The data below must be copied in full and without any change.

BEGIN

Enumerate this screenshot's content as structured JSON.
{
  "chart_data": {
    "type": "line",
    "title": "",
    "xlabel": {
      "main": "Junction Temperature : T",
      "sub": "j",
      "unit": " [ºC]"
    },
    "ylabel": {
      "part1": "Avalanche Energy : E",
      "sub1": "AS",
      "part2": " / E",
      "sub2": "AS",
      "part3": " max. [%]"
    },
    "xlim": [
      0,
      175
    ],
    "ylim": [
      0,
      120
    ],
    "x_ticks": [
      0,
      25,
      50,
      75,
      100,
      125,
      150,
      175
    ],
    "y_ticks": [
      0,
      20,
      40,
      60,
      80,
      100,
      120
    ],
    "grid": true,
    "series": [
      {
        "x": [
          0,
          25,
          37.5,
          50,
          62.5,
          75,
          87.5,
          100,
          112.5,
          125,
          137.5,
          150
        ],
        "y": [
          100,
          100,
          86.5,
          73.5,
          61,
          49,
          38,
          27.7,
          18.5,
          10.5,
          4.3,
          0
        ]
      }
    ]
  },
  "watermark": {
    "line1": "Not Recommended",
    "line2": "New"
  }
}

END

EXERCISE OUTPUT »
Enumerate this screenshot's content as structured JSON.
{
  "chart_data": {
    "type": "line",
    "title": "",
    "xlabel": {
      "main": "Junction Temperature : T",
      "sub": "j",
      "unit": " [ºC]"
    },
    "ylabel": {
      "part1": "Avalanche Energy : E",
      "sub1": "AS",
      "part2": " / E",
      "sub2": "AS",
      "part3": " max. [%]"
    },
    "xlim": [
      0,
      175
    ],
    "ylim": [
      0,
      120
    ],
    "x_ticks": [
      0,
      25,
      50,
      75,
      100,
      125,
      150,
      175
    ],
    "y_ticks": [
      0,
      20,
      40,
      60,
      80,
      100,
      120
    ],
    "grid": true,
    "series": [
      {
        "x": [
          0,
          25,
          37.5,
          50,
          62.5,
          75,
          87.5,
          100,
          112.5,
          125,
          137.5,
          150
        ],
        "y": [
          100,
          100,
          86.5,
          73.5,
          61,
          49,
          38,
          27.7,
          18.5,
          10.5,
          4.3,
          0
        ]
      }
    ]
  },
  "watermark": {
    "line1": "Not Recommended",
    "line2": "New"
  }
}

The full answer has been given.